**GIVEN EXERCISE:**
Copy each line in which the string "this" occurs.

- - - - - - -

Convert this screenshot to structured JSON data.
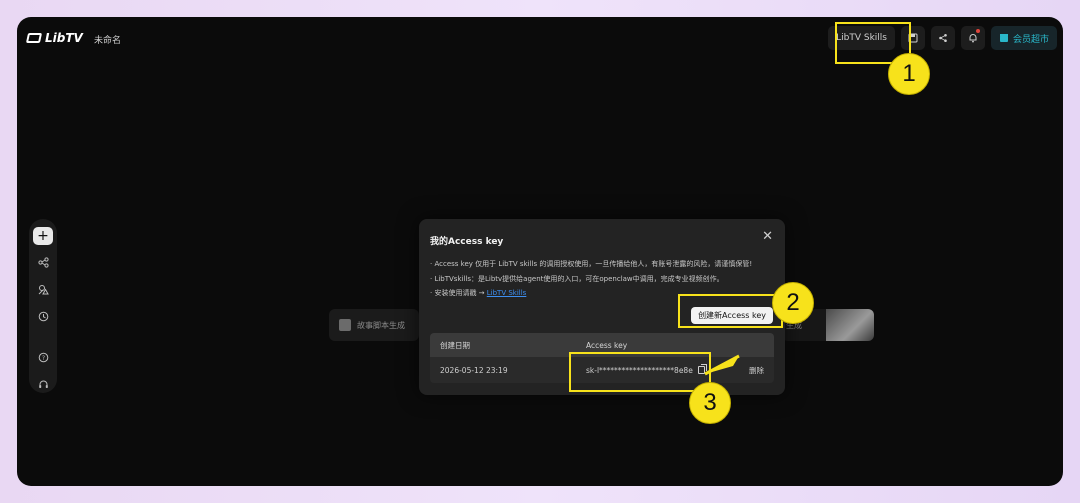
{
  "header": {
    "brand": "LibTV",
    "doc_title": "未命名",
    "skills_label": "LibTV Skills",
    "vip_label": "会员超市"
  },
  "sidebar": {
    "items": [
      {
        "icon": "add-icon"
      },
      {
        "icon": "nodes-icon"
      },
      {
        "icon": "asset-icon"
      },
      {
        "icon": "history-icon"
      },
      {
        "icon": "help-icon"
      },
      {
        "icon": "headset-icon"
      }
    ]
  },
  "canvas": {
    "chip_left_label": "故事脚本生成",
    "chip_right_label": "生成"
  },
  "modal": {
    "title": "我的Access key",
    "notes": [
      "· Access key 仅用于 LibTV skills 的调用授权使用，一旦传播给他人，有账号泄露的风险，请谨慎保管!",
      "· LibTVskills：是Libtv提供给agent使用的入口，可在openclaw中调用，完成专业视频创作。",
      "· 安装使用请戳 → "
    ],
    "link_label": "LibTV Skills",
    "create_button": "创建新Access key",
    "table": {
      "headers": [
        "创建日期",
        "Access key"
      ],
      "rows": [
        {
          "date": "2026-05-12 23:19",
          "key": "sk-l********************8e8e",
          "action": "删除"
        }
      ]
    }
  },
  "annotations": {
    "labels": [
      "1",
      "2",
      "3"
    ],
    "highlight_color": "#f7e21b"
  }
}
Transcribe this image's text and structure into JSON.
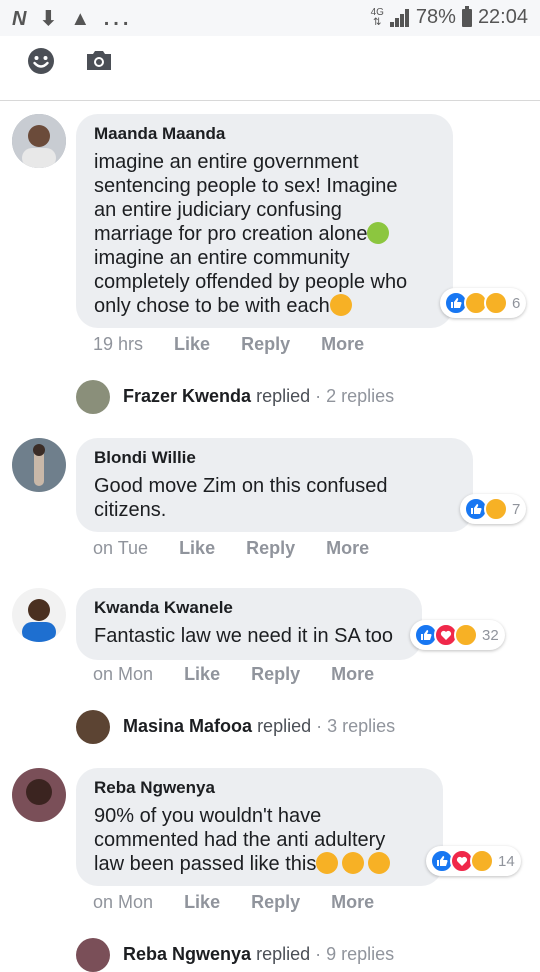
{
  "status_bar": {
    "left_icons": [
      "N",
      "download-icon",
      "warning-icon",
      "..."
    ],
    "network": "4G",
    "battery": "78%",
    "time": "22:04"
  },
  "toolbar": {
    "icons": [
      "emoji-icon",
      "camera-icon"
    ]
  },
  "action_labels": {
    "like": "Like",
    "reply": "Reply",
    "more": "More"
  },
  "comments": [
    {
      "name": "Maanda Maanda",
      "lines": [
        "imagine an entire government",
        "sentencing people to sex! Imagine",
        "an entire judiciary confusing",
        "marriage for pro creation alone",
        "imagine an entire community",
        "completely offended by people who",
        "only chose to be with each"
      ],
      "time": "19 hrs",
      "reaction_count": "6",
      "reactions": [
        "like",
        "haha",
        "sad"
      ]
    },
    {
      "name": "Blondi Willie",
      "lines": [
        "Good move Zim on this confused",
        "citizens."
      ],
      "time": "on Tue",
      "reaction_count": "7",
      "reactions": [
        "like",
        "haha"
      ]
    },
    {
      "name": "Kwanda Kwanele",
      "lines": [
        "Fantastic law we need it in SA too"
      ],
      "time": "on Mon",
      "reaction_count": "32",
      "reactions": [
        "like",
        "love",
        "haha"
      ]
    },
    {
      "name": "Reba Ngwenya",
      "lines": [
        "90% of you wouldn't have",
        "commented had the anti adultery",
        "law been passed like this"
      ],
      "time": "on Mon",
      "reaction_count": "14",
      "reactions": [
        "like",
        "love",
        "haha"
      ]
    }
  ],
  "reply_rows": [
    {
      "name": "Frazer Kwenda",
      "verb": "replied",
      "count": "· 2 replies"
    },
    {
      "name": "Masina Mafooa",
      "verb": "replied",
      "count": "· 3 replies"
    },
    {
      "name": "Reba Ngwenya",
      "verb": "replied",
      "count": "· 9 replies"
    }
  ]
}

- - - - - - -

**SOLVED EXERCISE:**
Convert this screenshot to structured JSON data.
Transcribe this image's text and structure into JSON.
        "Good move Zim on this confused",
        "law been passed like this"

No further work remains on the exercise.